# Aim
Using the listing below, extract each line that has the word "image" in it.

── Dataset records

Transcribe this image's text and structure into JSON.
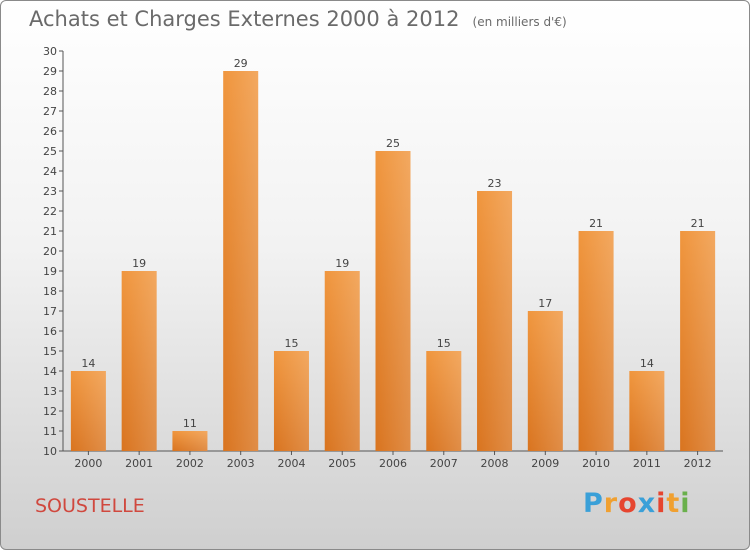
{
  "chart_data": {
    "type": "bar",
    "title": "Achats et Charges Externes 2000 à 2012",
    "subtitle": "(en milliers d'€)",
    "categories": [
      "2000",
      "2001",
      "2002",
      "2003",
      "2004",
      "2005",
      "2006",
      "2007",
      "2008",
      "2009",
      "2010",
      "2011",
      "2012"
    ],
    "values": [
      14,
      19,
      11,
      29,
      15,
      19,
      25,
      15,
      23,
      17,
      21,
      14,
      21
    ],
    "ylim": [
      10,
      30
    ],
    "yticks": [
      "10",
      "11",
      "12",
      "13",
      "14",
      "15",
      "16",
      "17",
      "18",
      "19",
      "20",
      "21",
      "22",
      "23",
      "24",
      "25",
      "26",
      "27",
      "28",
      "29",
      "30"
    ],
    "grid": false,
    "bar_color": "#f0963e",
    "bar_color_dark": "#d9741f"
  },
  "commune": "SOUSTELLE",
  "logo": {
    "letters": [
      "P",
      "r",
      "o",
      "x",
      "i",
      "t",
      "i"
    ],
    "colors": [
      "#3aa0d8",
      "#f0a030",
      "#e6452f",
      "#3aa0d8",
      "#e6452f",
      "#f0a030",
      "#6ab04c"
    ]
  }
}
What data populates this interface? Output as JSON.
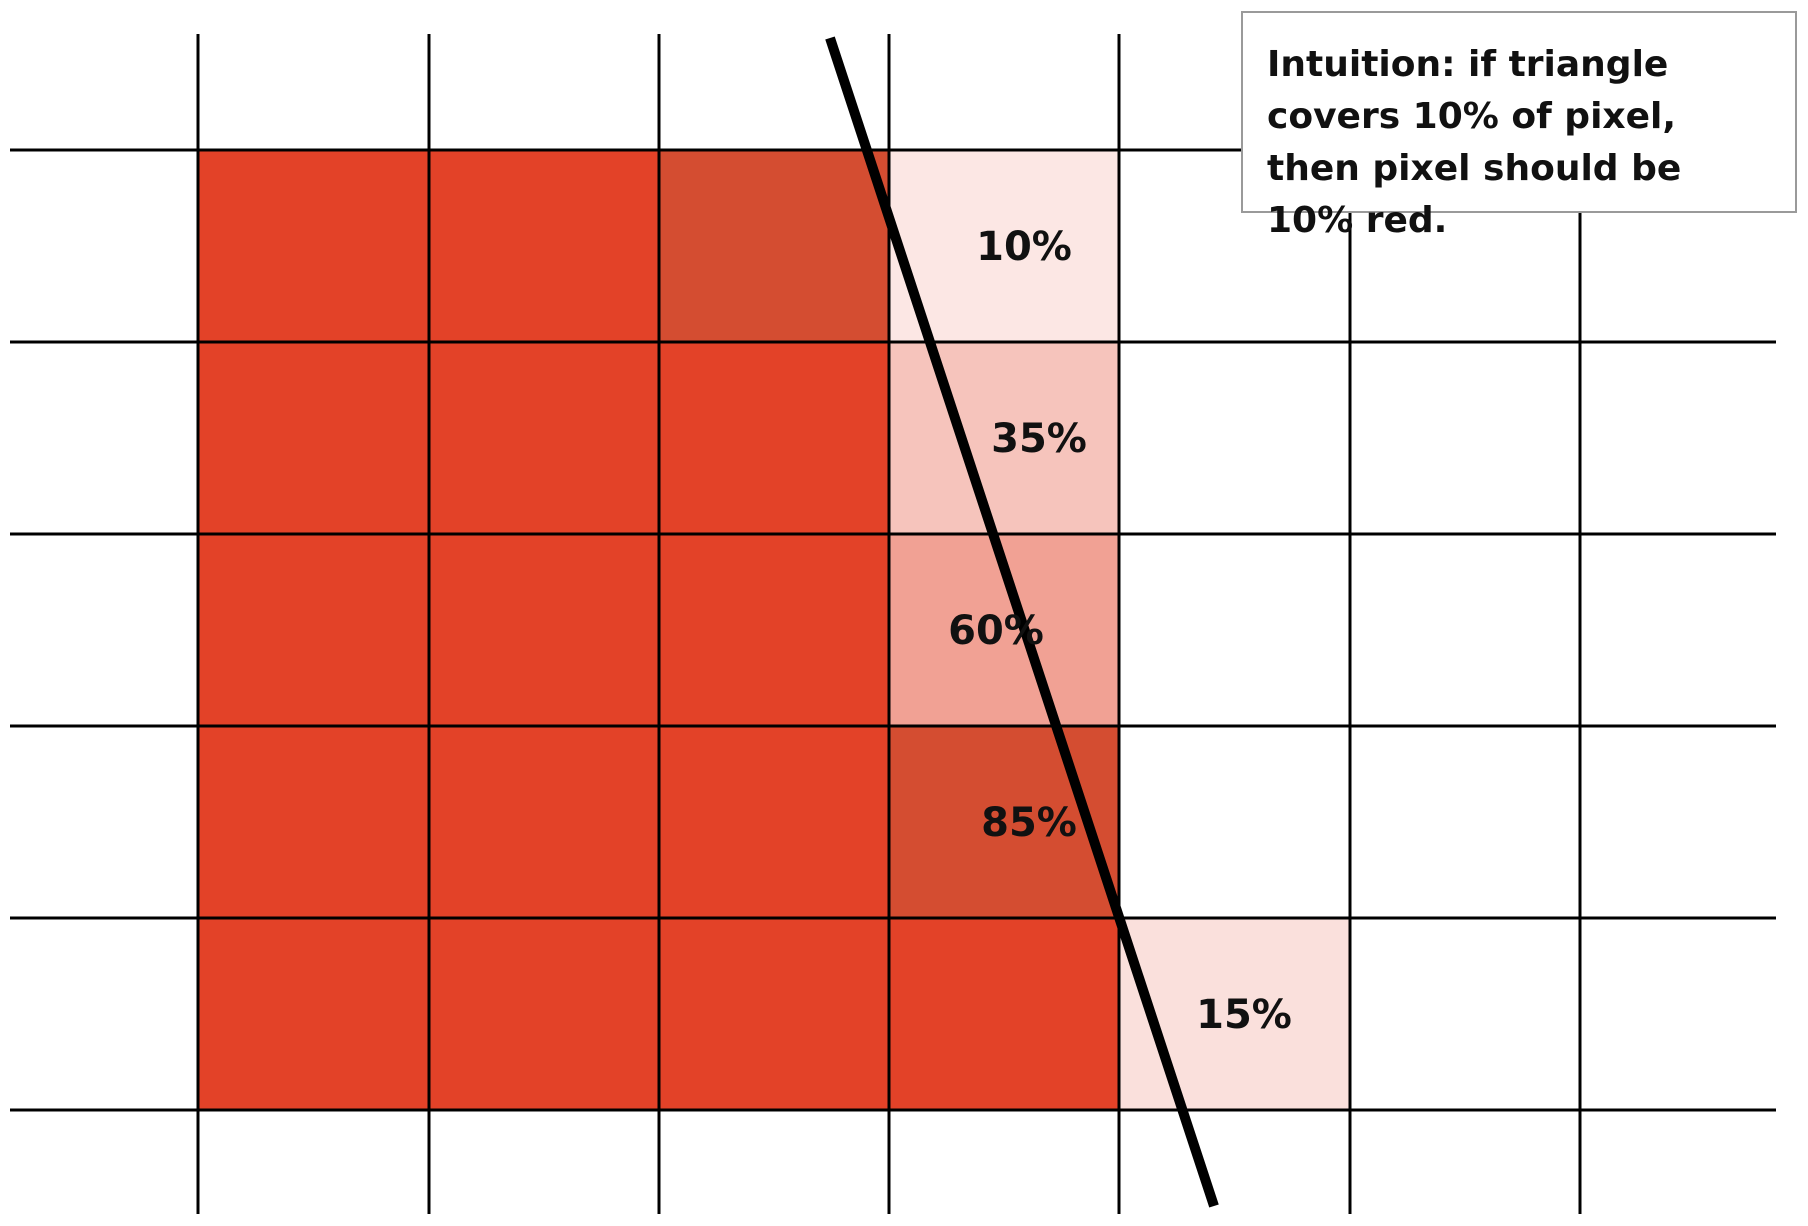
{
  "figure": {
    "caption": "Intuition: if triangle covers 10% of pixel, then pixel should be 10% red.",
    "colors": {
      "inside": "#e34228",
      "boundary_dark": "#d44d31",
      "edge_line": "#000000",
      "grid_line": "#000000",
      "background": "#ffffff"
    },
    "grid": {
      "columns": 7,
      "rows": 5
    },
    "pixels": [
      {
        "col": 0,
        "row": 0,
        "coverage": 1.0,
        "label": ""
      },
      {
        "col": 1,
        "row": 0,
        "coverage": 1.0,
        "label": ""
      },
      {
        "col": 2,
        "row": 0,
        "coverage": 1.0,
        "label": "",
        "shade": "dark"
      },
      {
        "col": 3,
        "row": 0,
        "coverage": 0.1,
        "label": "10%"
      },
      {
        "col": 0,
        "row": 1,
        "coverage": 1.0,
        "label": ""
      },
      {
        "col": 1,
        "row": 1,
        "coverage": 1.0,
        "label": ""
      },
      {
        "col": 2,
        "row": 1,
        "coverage": 1.0,
        "label": ""
      },
      {
        "col": 3,
        "row": 1,
        "coverage": 0.35,
        "label": "35%"
      },
      {
        "col": 0,
        "row": 2,
        "coverage": 1.0,
        "label": ""
      },
      {
        "col": 1,
        "row": 2,
        "coverage": 1.0,
        "label": ""
      },
      {
        "col": 2,
        "row": 2,
        "coverage": 1.0,
        "label": ""
      },
      {
        "col": 3,
        "row": 2,
        "coverage": 0.6,
        "label": "60%"
      },
      {
        "col": 0,
        "row": 3,
        "coverage": 1.0,
        "label": ""
      },
      {
        "col": 1,
        "row": 3,
        "coverage": 1.0,
        "label": ""
      },
      {
        "col": 2,
        "row": 3,
        "coverage": 1.0,
        "label": ""
      },
      {
        "col": 3,
        "row": 3,
        "coverage": 0.85,
        "label": "85%",
        "shade": "dark"
      },
      {
        "col": 0,
        "row": 4,
        "coverage": 1.0,
        "label": ""
      },
      {
        "col": 1,
        "row": 4,
        "coverage": 1.0,
        "label": ""
      },
      {
        "col": 2,
        "row": 4,
        "coverage": 1.0,
        "label": ""
      },
      {
        "col": 3,
        "row": 4,
        "coverage": 1.0,
        "label": ""
      },
      {
        "col": 4,
        "row": 4,
        "coverage": 0.15,
        "label": "15%"
      }
    ]
  }
}
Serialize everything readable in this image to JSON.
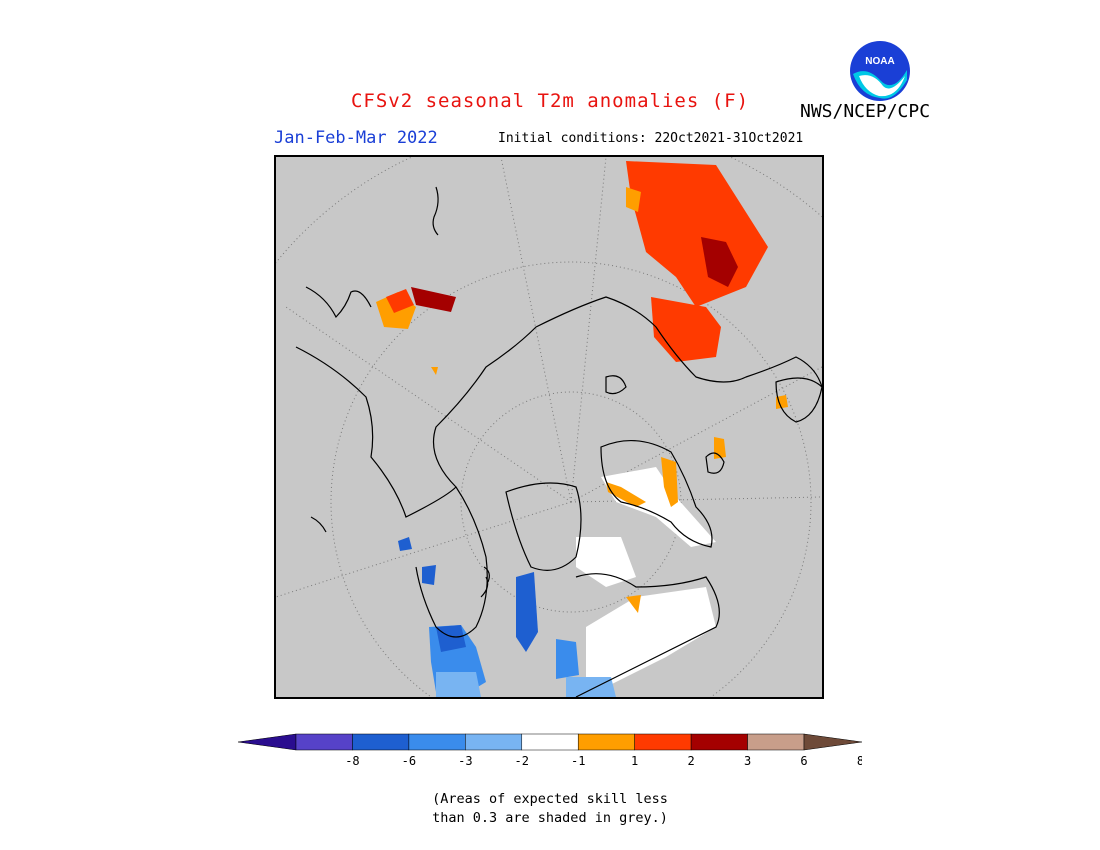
{
  "header": {
    "title": "CFSv2 seasonal T2m anomalies (F)",
    "season": "Jan-Feb-Mar 2022",
    "initial_conditions": "Initial conditions: 22Oct2021-31Oct2021",
    "agency": "NWS/NCEP/CPC",
    "logo_text": "NOAA"
  },
  "map": {
    "projection": "north polar stereographic",
    "background_color": "#c8c8c8"
  },
  "legend": {
    "tick_labels": [
      "-8",
      "-6",
      "-3",
      "-2",
      "-1",
      "1",
      "2",
      "3",
      "6",
      "8"
    ],
    "colors": {
      "below_-8": "#2a0d8f",
      "-8_to_-6": "#5642c8",
      "-6_to_-3": "#1e5fd0",
      "-3_to_-2": "#3a8cec",
      "-2_to_-1": "#78b4f2",
      "-1_to_1": "#ffffff",
      "1_to_2": "#ff9e00",
      "2_to_3": "#ff3a00",
      "3_to_6": "#a40000",
      "6_to_8": "#c89e8a",
      "above_8": "#6e4a38"
    }
  },
  "note": {
    "line1": "(Areas of expected skill less",
    "line2": "than 0.3 are shaded in grey.)"
  }
}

────

# Expected answer
Transcribe this image's text and structure into JSON.
Serialize everything readable in this image to JSON.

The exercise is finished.